#### YOUR INSTRUCTIONS
Lines containing the word "conclusion" should be extracted in full.

■ ■ ■

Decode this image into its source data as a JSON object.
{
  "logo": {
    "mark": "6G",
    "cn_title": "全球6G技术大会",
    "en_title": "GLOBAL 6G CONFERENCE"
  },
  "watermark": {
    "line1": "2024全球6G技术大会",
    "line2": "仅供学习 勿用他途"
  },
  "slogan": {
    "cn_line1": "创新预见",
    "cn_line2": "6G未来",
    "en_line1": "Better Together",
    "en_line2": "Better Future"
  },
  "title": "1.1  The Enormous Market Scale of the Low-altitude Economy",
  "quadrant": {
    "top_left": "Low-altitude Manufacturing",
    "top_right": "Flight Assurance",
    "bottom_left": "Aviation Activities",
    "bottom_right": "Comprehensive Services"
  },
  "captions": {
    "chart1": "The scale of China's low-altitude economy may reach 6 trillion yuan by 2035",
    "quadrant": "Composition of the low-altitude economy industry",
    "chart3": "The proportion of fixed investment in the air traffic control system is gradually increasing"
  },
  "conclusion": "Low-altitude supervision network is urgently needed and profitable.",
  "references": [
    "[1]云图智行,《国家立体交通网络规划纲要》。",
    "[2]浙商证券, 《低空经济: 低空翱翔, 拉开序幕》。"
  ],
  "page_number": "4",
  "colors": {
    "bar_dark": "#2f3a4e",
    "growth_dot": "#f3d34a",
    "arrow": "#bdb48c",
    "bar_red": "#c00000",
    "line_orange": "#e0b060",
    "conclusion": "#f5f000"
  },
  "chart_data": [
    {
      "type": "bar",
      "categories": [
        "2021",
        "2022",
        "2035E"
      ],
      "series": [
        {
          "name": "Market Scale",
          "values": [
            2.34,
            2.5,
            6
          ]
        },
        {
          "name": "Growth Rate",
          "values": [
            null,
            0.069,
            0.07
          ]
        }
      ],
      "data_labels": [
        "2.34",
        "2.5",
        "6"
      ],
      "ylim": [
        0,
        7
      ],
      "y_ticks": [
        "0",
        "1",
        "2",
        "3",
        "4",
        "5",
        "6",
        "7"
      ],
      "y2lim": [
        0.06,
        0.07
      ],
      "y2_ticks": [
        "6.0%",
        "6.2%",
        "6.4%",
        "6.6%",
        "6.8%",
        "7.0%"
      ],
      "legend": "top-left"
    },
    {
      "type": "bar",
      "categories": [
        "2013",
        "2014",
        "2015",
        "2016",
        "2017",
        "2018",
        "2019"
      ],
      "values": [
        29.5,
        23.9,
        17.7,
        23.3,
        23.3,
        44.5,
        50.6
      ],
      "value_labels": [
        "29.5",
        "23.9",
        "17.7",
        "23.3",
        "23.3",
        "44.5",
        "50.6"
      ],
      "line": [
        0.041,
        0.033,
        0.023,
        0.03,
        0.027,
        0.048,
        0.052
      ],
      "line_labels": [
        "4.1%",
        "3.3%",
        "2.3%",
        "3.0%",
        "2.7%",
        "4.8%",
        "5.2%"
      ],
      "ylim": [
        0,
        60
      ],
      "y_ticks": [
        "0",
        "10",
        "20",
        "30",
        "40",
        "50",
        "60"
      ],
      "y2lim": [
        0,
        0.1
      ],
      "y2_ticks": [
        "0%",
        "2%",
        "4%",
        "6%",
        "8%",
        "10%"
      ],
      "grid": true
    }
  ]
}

■ ■ ■

#### RESULT FOR THIS EXERCISE
  "conclusion": "Low-altitude supervision network is urgently needed and profitable.",
    "conclusion": "#f5f000"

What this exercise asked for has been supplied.